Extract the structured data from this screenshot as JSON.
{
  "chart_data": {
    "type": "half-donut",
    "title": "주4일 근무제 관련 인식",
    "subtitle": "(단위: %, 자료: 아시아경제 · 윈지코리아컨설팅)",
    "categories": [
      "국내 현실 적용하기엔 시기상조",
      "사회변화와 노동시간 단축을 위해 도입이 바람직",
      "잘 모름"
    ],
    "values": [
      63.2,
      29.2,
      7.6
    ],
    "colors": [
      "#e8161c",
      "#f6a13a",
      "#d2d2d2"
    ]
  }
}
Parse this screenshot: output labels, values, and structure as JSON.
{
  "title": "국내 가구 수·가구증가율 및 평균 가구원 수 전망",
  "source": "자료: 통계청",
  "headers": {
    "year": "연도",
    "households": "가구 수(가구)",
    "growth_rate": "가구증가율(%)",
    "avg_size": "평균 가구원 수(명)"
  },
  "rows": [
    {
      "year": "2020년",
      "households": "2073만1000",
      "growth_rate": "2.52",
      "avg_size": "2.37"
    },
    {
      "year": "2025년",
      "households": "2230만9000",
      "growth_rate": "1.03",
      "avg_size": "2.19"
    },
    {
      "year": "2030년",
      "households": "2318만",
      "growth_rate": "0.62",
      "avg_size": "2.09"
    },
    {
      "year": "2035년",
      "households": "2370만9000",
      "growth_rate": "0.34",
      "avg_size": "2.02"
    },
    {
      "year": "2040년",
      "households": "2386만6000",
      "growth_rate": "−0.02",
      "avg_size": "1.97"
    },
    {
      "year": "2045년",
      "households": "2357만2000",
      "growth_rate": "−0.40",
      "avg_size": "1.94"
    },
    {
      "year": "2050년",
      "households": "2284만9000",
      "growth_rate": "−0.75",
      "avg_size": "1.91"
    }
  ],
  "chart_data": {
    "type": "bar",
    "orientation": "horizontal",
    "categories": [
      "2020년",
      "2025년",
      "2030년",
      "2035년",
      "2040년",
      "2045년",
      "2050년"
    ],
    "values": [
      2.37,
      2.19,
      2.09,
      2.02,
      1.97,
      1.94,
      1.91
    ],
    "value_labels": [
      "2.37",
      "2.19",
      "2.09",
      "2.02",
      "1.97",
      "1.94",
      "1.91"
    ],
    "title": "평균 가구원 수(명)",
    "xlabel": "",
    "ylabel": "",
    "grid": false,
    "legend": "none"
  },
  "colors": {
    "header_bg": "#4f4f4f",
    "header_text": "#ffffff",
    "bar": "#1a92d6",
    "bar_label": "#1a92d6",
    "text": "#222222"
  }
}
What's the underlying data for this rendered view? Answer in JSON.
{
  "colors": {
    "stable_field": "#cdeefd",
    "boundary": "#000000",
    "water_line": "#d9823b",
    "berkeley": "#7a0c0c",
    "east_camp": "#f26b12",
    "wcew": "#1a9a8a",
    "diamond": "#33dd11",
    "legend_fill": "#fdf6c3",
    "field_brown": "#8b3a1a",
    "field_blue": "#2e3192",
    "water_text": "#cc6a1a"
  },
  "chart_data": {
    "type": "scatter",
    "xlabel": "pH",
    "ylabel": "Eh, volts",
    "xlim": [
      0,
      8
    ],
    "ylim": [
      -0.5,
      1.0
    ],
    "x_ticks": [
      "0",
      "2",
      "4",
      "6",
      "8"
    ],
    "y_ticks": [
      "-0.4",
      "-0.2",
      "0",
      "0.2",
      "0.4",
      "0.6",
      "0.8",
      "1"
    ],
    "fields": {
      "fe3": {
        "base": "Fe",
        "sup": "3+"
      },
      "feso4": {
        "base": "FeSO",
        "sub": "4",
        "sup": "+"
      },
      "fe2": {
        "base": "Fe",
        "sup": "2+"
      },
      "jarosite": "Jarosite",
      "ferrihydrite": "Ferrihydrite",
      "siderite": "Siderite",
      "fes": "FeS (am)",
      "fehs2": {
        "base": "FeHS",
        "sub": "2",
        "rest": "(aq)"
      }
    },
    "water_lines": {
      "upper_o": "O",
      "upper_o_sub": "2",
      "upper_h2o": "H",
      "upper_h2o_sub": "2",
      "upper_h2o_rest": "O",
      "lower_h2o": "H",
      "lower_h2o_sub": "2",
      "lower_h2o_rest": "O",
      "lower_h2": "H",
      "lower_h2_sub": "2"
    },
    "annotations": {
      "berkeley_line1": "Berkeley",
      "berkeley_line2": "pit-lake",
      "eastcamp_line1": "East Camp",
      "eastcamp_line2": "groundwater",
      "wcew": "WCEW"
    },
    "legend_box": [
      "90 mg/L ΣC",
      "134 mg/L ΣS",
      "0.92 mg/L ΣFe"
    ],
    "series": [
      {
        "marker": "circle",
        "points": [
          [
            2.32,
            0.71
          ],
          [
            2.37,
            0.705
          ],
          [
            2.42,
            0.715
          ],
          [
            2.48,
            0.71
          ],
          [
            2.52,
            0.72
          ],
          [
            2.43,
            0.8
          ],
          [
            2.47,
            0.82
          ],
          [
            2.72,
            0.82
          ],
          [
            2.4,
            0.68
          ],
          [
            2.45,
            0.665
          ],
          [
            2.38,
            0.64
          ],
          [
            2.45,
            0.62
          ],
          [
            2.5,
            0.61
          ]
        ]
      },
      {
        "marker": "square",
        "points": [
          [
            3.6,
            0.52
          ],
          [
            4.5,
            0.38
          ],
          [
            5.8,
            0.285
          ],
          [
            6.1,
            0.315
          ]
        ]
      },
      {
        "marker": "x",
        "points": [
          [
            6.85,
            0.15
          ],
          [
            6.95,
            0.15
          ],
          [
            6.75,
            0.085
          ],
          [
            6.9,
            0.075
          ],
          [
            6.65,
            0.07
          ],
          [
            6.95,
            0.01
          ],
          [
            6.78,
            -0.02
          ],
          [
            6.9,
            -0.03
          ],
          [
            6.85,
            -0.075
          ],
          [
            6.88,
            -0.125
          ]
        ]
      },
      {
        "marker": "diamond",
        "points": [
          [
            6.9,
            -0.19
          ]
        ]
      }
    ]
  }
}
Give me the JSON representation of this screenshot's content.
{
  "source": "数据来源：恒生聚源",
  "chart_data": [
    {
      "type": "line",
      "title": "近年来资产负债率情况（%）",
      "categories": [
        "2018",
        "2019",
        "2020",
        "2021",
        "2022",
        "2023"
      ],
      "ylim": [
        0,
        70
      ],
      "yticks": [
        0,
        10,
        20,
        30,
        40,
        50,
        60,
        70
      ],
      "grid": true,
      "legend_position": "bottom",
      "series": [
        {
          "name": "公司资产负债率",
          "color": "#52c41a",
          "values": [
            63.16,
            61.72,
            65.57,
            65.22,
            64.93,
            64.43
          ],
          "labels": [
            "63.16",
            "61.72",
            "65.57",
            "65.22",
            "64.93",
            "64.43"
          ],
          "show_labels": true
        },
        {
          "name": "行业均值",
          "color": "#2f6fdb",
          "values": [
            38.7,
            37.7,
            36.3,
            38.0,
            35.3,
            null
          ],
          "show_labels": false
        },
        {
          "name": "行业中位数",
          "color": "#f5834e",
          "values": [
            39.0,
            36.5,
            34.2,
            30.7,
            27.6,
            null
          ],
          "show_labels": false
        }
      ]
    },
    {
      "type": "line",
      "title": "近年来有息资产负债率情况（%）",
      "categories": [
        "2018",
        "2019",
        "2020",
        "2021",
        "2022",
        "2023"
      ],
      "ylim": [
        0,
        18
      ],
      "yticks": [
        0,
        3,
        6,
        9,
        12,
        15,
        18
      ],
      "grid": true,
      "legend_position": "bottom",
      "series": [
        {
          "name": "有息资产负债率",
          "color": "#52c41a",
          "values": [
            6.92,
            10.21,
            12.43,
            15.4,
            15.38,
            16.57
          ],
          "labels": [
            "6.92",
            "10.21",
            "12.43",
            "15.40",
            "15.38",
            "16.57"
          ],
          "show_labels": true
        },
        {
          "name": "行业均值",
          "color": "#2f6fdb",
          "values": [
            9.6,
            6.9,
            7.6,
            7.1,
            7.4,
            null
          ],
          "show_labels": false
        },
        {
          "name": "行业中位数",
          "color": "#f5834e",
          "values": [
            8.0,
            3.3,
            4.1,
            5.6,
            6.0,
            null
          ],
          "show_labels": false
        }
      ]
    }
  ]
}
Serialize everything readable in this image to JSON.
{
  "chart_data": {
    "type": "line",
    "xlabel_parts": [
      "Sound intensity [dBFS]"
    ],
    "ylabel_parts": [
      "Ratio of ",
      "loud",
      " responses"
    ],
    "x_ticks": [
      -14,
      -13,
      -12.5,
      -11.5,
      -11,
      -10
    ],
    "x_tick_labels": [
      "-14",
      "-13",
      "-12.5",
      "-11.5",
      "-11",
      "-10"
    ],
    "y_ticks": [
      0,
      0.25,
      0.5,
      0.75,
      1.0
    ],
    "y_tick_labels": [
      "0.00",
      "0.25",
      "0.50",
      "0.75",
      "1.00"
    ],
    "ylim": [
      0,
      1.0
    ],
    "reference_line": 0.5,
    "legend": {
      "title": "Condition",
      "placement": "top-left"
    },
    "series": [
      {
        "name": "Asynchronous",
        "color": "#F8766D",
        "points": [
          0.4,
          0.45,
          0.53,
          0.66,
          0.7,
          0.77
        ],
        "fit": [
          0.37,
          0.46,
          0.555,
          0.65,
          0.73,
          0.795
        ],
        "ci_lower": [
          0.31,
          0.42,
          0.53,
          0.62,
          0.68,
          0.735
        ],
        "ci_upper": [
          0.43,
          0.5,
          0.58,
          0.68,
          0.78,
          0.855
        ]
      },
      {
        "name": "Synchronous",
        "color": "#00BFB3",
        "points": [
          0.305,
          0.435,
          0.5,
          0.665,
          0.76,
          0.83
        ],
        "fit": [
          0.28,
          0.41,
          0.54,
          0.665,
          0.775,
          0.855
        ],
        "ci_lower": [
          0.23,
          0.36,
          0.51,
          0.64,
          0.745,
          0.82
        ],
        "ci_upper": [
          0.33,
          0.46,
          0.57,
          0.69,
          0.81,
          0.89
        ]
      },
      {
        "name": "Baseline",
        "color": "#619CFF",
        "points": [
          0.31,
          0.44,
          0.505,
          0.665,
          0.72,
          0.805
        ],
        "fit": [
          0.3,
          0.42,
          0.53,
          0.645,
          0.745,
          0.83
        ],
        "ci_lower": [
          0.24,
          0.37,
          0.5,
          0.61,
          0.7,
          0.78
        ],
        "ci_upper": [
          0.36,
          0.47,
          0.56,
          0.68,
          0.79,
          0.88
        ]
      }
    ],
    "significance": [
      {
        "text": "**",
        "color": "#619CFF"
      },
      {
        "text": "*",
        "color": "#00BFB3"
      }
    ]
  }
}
***
PROBLEM DETAILS: Reply with nothing but the number of lines that contain the word "screenshot".

FULL SOLUTION: 3